§ **Given request**:
Copy all the material that follows, keeping every character the same.
— start Exercise data —
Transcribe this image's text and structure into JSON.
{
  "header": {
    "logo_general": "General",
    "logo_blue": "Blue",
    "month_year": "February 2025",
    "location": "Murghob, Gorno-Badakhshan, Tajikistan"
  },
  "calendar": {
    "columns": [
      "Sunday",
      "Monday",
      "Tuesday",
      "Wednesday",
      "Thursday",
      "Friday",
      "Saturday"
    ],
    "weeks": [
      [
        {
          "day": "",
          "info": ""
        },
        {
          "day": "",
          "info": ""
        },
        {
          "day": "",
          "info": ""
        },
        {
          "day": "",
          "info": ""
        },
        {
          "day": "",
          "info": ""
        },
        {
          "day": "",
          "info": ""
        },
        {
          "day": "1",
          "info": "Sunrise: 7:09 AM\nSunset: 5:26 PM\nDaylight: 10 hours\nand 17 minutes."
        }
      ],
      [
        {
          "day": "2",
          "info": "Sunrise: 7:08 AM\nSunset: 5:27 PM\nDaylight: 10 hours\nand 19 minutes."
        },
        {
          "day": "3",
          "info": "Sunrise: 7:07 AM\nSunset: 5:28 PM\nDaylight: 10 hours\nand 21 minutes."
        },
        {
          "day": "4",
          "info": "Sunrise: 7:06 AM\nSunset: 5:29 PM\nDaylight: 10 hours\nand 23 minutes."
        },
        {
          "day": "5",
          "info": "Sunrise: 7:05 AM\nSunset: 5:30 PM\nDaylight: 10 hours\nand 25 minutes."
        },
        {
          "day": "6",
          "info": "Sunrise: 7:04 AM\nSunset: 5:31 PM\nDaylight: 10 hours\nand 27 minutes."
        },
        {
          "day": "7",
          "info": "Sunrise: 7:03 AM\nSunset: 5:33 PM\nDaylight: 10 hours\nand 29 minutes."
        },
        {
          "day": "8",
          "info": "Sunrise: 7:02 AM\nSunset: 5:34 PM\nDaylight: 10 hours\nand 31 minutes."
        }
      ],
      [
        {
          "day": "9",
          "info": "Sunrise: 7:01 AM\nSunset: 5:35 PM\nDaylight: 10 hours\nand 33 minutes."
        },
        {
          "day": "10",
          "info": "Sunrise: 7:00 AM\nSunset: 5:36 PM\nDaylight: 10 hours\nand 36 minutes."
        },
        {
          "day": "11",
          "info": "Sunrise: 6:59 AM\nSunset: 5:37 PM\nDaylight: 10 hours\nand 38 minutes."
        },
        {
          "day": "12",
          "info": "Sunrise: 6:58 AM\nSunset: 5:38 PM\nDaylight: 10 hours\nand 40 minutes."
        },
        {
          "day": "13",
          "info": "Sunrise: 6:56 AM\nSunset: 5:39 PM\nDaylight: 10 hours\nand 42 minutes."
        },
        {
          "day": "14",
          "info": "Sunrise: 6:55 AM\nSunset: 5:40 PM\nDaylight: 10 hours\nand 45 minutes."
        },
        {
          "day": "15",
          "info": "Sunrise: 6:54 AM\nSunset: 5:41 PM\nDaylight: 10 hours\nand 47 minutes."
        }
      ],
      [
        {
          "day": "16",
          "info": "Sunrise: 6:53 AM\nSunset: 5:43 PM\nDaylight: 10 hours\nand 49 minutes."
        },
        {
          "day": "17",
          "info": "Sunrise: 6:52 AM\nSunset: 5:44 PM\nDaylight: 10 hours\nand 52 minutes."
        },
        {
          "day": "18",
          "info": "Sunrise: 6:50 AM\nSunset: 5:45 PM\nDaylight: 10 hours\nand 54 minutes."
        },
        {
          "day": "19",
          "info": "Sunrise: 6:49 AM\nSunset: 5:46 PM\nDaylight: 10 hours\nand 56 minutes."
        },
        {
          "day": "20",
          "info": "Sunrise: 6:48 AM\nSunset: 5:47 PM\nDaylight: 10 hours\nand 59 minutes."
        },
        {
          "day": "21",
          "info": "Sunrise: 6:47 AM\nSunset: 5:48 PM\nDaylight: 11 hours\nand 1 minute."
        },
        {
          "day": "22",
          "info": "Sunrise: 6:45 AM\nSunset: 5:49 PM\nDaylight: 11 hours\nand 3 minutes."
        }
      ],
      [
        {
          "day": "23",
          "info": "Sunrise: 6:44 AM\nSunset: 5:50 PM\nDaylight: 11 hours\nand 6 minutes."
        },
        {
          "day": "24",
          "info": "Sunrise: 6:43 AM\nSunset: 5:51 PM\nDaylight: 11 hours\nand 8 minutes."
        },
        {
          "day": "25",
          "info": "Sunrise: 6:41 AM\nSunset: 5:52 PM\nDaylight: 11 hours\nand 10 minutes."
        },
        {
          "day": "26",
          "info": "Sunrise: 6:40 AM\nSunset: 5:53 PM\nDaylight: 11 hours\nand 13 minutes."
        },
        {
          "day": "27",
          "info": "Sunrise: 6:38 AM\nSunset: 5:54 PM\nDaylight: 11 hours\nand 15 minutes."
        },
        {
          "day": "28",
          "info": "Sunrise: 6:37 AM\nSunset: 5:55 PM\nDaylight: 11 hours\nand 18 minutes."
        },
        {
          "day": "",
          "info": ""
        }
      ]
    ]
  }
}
— end Exercise data —
§ **Answer to this task**:
Transcribe this image's text and structure into JSON.
{
  "header": {
    "logo_general": "General",
    "logo_blue": "Blue",
    "month_year": "February 2025",
    "location": "Murghob, Gorno-Badakhshan, Tajikistan"
  },
  "calendar": {
    "columns": [
      "Sunday",
      "Monday",
      "Tuesday",
      "Wednesday",
      "Thursday",
      "Friday",
      "Saturday"
    ],
    "weeks": [
      [
        {
          "day": "",
          "info": ""
        },
        {
          "day": "",
          "info": ""
        },
        {
          "day": "",
          "info": ""
        },
        {
          "day": "",
          "info": ""
        },
        {
          "day": "",
          "info": ""
        },
        {
          "day": "",
          "info": ""
        },
        {
          "day": "1",
          "info": "Sunrise: 7:09 AM\nSunset: 5:26 PM\nDaylight: 10 hours\nand 17 minutes."
        }
      ],
      [
        {
          "day": "2",
          "info": "Sunrise: 7:08 AM\nSunset: 5:27 PM\nDaylight: 10 hours\nand 19 minutes."
        },
        {
          "day": "3",
          "info": "Sunrise: 7:07 AM\nSunset: 5:28 PM\nDaylight: 10 hours\nand 21 minutes."
        },
        {
          "day": "4",
          "info": "Sunrise: 7:06 AM\nSunset: 5:29 PM\nDaylight: 10 hours\nand 23 minutes."
        },
        {
          "day": "5",
          "info": "Sunrise: 7:05 AM\nSunset: 5:30 PM\nDaylight: 10 hours\nand 25 minutes."
        },
        {
          "day": "6",
          "info": "Sunrise: 7:04 AM\nSunset: 5:31 PM\nDaylight: 10 hours\nand 27 minutes."
        },
        {
          "day": "7",
          "info": "Sunrise: 7:03 AM\nSunset: 5:33 PM\nDaylight: 10 hours\nand 29 minutes."
        },
        {
          "day": "8",
          "info": "Sunrise: 7:02 AM\nSunset: 5:34 PM\nDaylight: 10 hours\nand 31 minutes."
        }
      ],
      [
        {
          "day": "9",
          "info": "Sunrise: 7:01 AM\nSunset: 5:35 PM\nDaylight: 10 hours\nand 33 minutes."
        },
        {
          "day": "10",
          "info": "Sunrise: 7:00 AM\nSunset: 5:36 PM\nDaylight: 10 hours\nand 36 minutes."
        },
        {
          "day": "11",
          "info": "Sunrise: 6:59 AM\nSunset: 5:37 PM\nDaylight: 10 hours\nand 38 minutes."
        },
        {
          "day": "12",
          "info": "Sunrise: 6:58 AM\nSunset: 5:38 PM\nDaylight: 10 hours\nand 40 minutes."
        },
        {
          "day": "13",
          "info": "Sunrise: 6:56 AM\nSunset: 5:39 PM\nDaylight: 10 hours\nand 42 minutes."
        },
        {
          "day": "14",
          "info": "Sunrise: 6:55 AM\nSunset: 5:40 PM\nDaylight: 10 hours\nand 45 minutes."
        },
        {
          "day": "15",
          "info": "Sunrise: 6:54 AM\nSunset: 5:41 PM\nDaylight: 10 hours\nand 47 minutes."
        }
      ],
      [
        {
          "day": "16",
          "info": "Sunrise: 6:53 AM\nSunset: 5:43 PM\nDaylight: 10 hours\nand 49 minutes."
        },
        {
          "day": "17",
          "info": "Sunrise: 6:52 AM\nSunset: 5:44 PM\nDaylight: 10 hours\nand 52 minutes."
        },
        {
          "day": "18",
          "info": "Sunrise: 6:50 AM\nSunset: 5:45 PM\nDaylight: 10 hours\nand 54 minutes."
        },
        {
          "day": "19",
          "info": "Sunrise: 6:49 AM\nSunset: 5:46 PM\nDaylight: 10 hours\nand 56 minutes."
        },
        {
          "day": "20",
          "info": "Sunrise: 6:48 AM\nSunset: 5:47 PM\nDaylight: 10 hours\nand 59 minutes."
        },
        {
          "day": "21",
          "info": "Sunrise: 6:47 AM\nSunset: 5:48 PM\nDaylight: 11 hours\nand 1 minute."
        },
        {
          "day": "22",
          "info": "Sunrise: 6:45 AM\nSunset: 5:49 PM\nDaylight: 11 hours\nand 3 minutes."
        }
      ],
      [
        {
          "day": "23",
          "info": "Sunrise: 6:44 AM\nSunset: 5:50 PM\nDaylight: 11 hours\nand 6 minutes."
        },
        {
          "day": "24",
          "info": "Sunrise: 6:43 AM\nSunset: 5:51 PM\nDaylight: 11 hours\nand 8 minutes."
        },
        {
          "day": "25",
          "info": "Sunrise: 6:41 AM\nSunset: 5:52 PM\nDaylight: 11 hours\nand 10 minutes."
        },
        {
          "day": "26",
          "info": "Sunrise: 6:40 AM\nSunset: 5:53 PM\nDaylight: 11 hours\nand 13 minutes."
        },
        {
          "day": "27",
          "info": "Sunrise: 6:38 AM\nSunset: 5:54 PM\nDaylight: 11 hours\nand 15 minutes."
        },
        {
          "day": "28",
          "info": "Sunrise: 6:37 AM\nSunset: 5:55 PM\nDaylight: 11 hours\nand 18 minutes."
        },
        {
          "day": "",
          "info": ""
        }
      ]
    ]
  }
}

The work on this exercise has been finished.